- [What you will do]: Write out each entry, exactly the way it appears.

- [Material for this exercise]:
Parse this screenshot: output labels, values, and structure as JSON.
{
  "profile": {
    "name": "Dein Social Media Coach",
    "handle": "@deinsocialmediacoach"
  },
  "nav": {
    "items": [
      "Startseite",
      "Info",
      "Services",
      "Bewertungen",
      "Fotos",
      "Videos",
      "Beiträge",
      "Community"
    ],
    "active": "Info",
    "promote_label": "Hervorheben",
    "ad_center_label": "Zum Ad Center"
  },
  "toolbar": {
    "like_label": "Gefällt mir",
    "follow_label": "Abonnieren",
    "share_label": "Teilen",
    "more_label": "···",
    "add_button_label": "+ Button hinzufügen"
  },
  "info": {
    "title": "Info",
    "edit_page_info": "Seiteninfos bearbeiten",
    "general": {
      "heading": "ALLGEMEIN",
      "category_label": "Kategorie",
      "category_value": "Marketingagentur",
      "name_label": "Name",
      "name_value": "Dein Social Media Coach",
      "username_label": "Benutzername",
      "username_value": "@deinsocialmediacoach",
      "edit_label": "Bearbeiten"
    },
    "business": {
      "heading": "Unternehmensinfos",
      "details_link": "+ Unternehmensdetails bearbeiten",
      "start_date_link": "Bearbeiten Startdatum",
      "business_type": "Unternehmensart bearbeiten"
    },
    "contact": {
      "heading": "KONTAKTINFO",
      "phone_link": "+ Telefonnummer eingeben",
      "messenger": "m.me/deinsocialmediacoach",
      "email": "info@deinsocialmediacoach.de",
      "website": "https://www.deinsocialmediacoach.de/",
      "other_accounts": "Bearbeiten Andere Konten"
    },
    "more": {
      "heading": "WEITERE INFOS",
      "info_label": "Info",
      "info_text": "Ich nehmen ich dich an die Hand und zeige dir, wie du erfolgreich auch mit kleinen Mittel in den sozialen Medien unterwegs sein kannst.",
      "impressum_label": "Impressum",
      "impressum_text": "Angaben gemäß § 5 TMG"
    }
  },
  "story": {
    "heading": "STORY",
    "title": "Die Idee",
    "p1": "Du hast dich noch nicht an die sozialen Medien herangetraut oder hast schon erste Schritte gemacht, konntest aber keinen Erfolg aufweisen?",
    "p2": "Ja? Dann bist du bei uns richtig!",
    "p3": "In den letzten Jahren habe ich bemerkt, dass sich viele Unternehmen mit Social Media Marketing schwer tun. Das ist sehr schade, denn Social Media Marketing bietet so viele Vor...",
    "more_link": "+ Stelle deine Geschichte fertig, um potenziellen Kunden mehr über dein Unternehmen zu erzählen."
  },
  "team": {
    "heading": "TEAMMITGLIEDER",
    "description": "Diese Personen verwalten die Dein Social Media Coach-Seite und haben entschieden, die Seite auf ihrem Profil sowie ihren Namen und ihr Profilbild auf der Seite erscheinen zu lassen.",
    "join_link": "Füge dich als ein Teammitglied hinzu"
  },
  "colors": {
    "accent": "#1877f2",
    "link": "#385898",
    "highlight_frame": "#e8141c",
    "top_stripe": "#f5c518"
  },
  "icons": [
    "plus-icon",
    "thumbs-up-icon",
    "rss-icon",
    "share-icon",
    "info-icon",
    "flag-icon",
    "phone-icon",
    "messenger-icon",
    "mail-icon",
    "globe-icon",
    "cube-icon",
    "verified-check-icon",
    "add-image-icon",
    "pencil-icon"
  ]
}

- [Exercise output]:
Parse this screenshot: output labels, values, and structure as JSON.
{
  "profile": {
    "name": "Dein Social Media Coach",
    "handle": "@deinsocialmediacoach"
  },
  "nav": {
    "items": [
      "Startseite",
      "Info",
      "Services",
      "Bewertungen",
      "Fotos",
      "Videos",
      "Beiträge",
      "Community"
    ],
    "active": "Info",
    "promote_label": "Hervorheben",
    "ad_center_label": "Zum Ad Center"
  },
  "toolbar": {
    "like_label": "Gefällt mir",
    "follow_label": "Abonnieren",
    "share_label": "Teilen",
    "more_label": "···",
    "add_button_label": "+ Button hinzufügen"
  },
  "info": {
    "title": "Info",
    "edit_page_info": "Seiteninfos bearbeiten",
    "general": {
      "heading": "ALLGEMEIN",
      "category_label": "Kategorie",
      "category_value": "Marketingagentur",
      "name_label": "Name",
      "name_value": "Dein Social Media Coach",
      "username_label": "Benutzername",
      "username_value": "@deinsocialmediacoach",
      "edit_label": "Bearbeiten"
    },
    "business": {
      "heading": "Unternehmensinfos",
      "details_link": "+ Unternehmensdetails bearbeiten",
      "start_date_link": "Bearbeiten Startdatum",
      "business_type": "Unternehmensart bearbeiten"
    },
    "contact": {
      "heading": "KONTAKTINFO",
      "phone_link": "+ Telefonnummer eingeben",
      "messenger": "m.me/deinsocialmediacoach",
      "email": "info@deinsocialmediacoach.de",
      "website": "https://www.deinsocialmediacoach.de/",
      "other_accounts": "Bearbeiten Andere Konten"
    },
    "more": {
      "heading": "WEITERE INFOS",
      "info_label": "Info",
      "info_text": "Ich nehmen ich dich an die Hand und zeige dir, wie du erfolgreich auch mit kleinen Mittel in den sozialen Medien unterwegs sein kannst.",
      "impressum_label": "Impressum",
      "impressum_text": "Angaben gemäß § 5 TMG"
    }
  },
  "story": {
    "heading": "STORY",
    "title": "Die Idee",
    "p1": "Du hast dich noch nicht an die sozialen Medien herangetraut oder hast schon erste Schritte gemacht, konntest aber keinen Erfolg aufweisen?",
    "p2": "Ja? Dann bist du bei uns richtig!",
    "p3": "In den letzten Jahren habe ich bemerkt, dass sich viele Unternehmen mit Social Media Marketing schwer tun. Das ist sehr schade, denn Social Media Marketing bietet so viele Vor...",
    "more_link": "+ Stelle deine Geschichte fertig, um potenziellen Kunden mehr über dein Unternehmen zu erzählen."
  },
  "team": {
    "heading": "TEAMMITGLIEDER",
    "description": "Diese Personen verwalten die Dein Social Media Coach-Seite und haben entschieden, die Seite auf ihrem Profil sowie ihren Namen und ihr Profilbild auf der Seite erscheinen zu lassen.",
    "join_link": "Füge dich als ein Teammitglied hinzu"
  },
  "colors": {
    "accent": "#1877f2",
    "link": "#385898",
    "highlight_frame": "#e8141c",
    "top_stripe": "#f5c518"
  },
  "icons": [
    "plus-icon",
    "thumbs-up-icon",
    "rss-icon",
    "share-icon",
    "info-icon",
    "flag-icon",
    "phone-icon",
    "messenger-icon",
    "mail-icon",
    "globe-icon",
    "cube-icon",
    "verified-check-icon",
    "add-image-icon",
    "pencil-icon"
  ]
}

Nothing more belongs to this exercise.